Please count the lines of the records that contain the string "segment" and give only the number.
--- --- ---
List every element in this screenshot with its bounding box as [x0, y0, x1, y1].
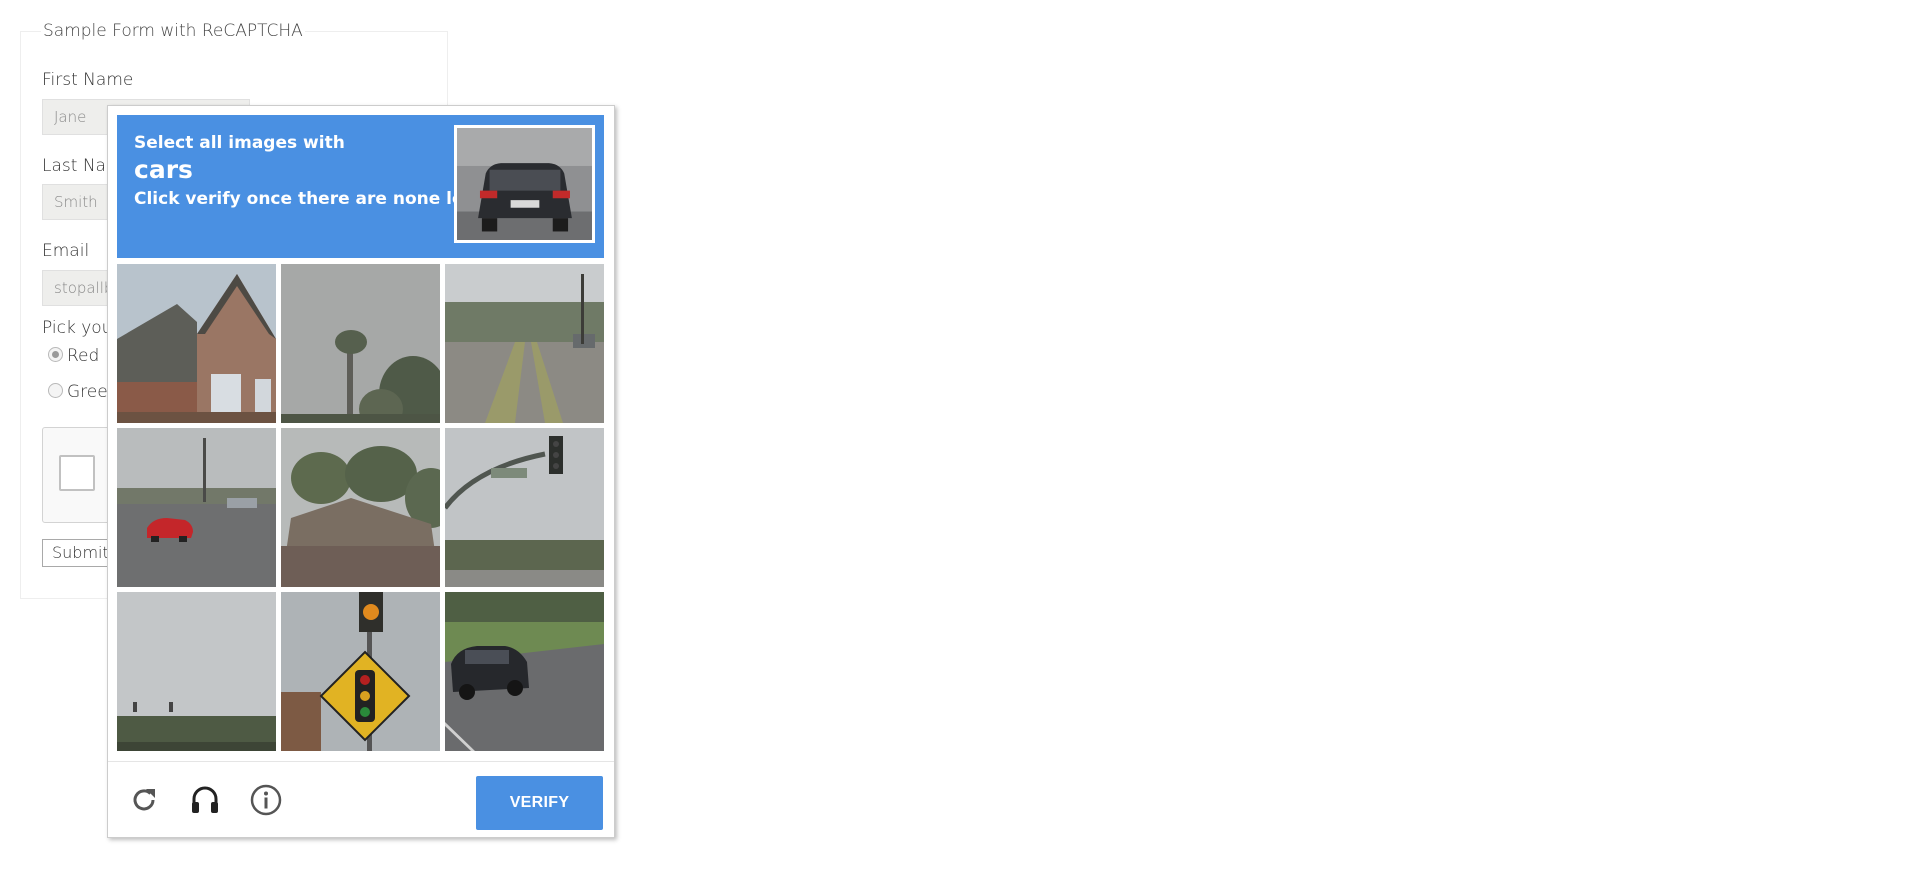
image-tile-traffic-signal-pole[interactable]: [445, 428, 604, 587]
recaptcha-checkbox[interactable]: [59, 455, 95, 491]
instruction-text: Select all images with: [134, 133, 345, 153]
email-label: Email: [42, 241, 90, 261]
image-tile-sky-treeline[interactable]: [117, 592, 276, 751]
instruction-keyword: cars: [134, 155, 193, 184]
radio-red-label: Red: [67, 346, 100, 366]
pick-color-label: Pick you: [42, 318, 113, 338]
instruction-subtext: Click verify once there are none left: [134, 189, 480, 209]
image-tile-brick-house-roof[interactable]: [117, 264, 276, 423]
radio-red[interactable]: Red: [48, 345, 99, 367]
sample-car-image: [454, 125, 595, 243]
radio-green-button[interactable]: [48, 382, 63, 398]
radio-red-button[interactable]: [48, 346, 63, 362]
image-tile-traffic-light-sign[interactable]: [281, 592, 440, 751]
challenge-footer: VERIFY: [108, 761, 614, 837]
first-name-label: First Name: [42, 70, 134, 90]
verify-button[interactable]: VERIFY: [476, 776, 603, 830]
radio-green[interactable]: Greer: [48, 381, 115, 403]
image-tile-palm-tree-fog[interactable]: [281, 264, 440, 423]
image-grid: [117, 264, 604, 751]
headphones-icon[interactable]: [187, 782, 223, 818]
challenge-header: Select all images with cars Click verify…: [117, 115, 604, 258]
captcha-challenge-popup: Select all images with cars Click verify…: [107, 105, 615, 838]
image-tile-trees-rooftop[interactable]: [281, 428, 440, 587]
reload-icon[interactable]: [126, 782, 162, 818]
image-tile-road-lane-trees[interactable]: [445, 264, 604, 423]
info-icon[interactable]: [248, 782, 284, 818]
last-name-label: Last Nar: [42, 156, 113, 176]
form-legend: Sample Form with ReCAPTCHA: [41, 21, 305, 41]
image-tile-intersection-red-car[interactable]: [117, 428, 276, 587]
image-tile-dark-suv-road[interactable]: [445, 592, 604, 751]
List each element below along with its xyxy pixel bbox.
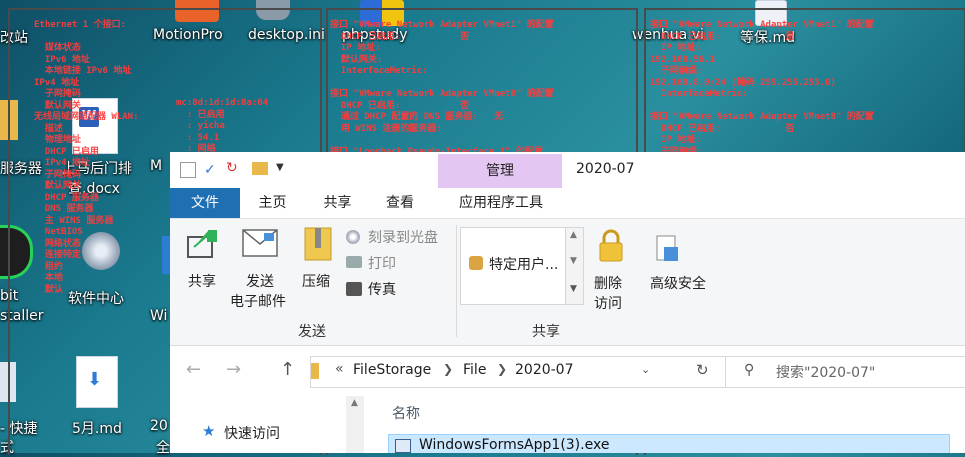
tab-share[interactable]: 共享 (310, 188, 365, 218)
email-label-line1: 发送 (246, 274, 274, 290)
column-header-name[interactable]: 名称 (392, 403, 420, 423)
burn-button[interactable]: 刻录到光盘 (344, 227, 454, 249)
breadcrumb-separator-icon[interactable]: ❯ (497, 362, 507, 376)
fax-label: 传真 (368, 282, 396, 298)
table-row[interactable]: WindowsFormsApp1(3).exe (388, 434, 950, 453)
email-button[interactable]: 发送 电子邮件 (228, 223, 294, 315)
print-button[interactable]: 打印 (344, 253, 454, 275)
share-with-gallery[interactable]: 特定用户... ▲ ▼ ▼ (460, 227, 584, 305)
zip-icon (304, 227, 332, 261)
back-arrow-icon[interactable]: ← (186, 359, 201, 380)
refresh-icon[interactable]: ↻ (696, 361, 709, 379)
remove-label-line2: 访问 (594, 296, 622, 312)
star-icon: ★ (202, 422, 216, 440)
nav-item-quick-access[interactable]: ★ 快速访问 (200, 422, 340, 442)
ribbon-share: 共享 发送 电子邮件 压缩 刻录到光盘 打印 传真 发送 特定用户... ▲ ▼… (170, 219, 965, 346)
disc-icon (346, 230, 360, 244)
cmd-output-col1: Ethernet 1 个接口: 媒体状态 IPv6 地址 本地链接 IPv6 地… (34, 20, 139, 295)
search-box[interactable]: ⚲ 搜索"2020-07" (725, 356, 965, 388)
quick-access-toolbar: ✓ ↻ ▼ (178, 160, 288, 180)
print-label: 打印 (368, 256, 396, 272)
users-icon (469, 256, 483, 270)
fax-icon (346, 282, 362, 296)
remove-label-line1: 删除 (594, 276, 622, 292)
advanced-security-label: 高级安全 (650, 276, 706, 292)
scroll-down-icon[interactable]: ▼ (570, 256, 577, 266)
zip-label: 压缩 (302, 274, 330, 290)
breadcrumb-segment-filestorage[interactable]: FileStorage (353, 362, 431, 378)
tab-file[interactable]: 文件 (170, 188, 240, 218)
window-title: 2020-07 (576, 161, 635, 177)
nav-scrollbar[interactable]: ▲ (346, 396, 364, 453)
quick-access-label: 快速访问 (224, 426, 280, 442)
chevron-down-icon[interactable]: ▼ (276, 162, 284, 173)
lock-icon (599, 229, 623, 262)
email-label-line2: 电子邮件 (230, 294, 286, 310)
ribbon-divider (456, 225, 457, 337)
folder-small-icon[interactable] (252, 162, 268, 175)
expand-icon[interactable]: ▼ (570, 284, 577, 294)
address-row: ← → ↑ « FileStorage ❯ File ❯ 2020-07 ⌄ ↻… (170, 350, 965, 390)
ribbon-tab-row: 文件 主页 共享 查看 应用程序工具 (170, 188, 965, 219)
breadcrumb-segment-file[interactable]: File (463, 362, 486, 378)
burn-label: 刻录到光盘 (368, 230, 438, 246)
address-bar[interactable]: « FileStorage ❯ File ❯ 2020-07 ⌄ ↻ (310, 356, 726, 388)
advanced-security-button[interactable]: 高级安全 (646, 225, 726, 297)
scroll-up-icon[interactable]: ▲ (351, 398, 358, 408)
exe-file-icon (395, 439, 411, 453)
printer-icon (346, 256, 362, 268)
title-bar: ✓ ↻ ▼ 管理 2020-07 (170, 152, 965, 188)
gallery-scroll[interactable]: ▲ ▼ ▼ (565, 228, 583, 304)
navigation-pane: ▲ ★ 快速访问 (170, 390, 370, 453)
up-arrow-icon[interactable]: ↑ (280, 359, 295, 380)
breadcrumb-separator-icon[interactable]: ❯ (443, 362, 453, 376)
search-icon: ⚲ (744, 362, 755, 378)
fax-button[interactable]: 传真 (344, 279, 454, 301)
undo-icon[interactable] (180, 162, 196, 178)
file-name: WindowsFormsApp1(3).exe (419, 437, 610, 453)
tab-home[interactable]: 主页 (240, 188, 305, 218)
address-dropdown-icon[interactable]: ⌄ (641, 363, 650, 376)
--- --- ---
> RESPONSE TO THE TASK
2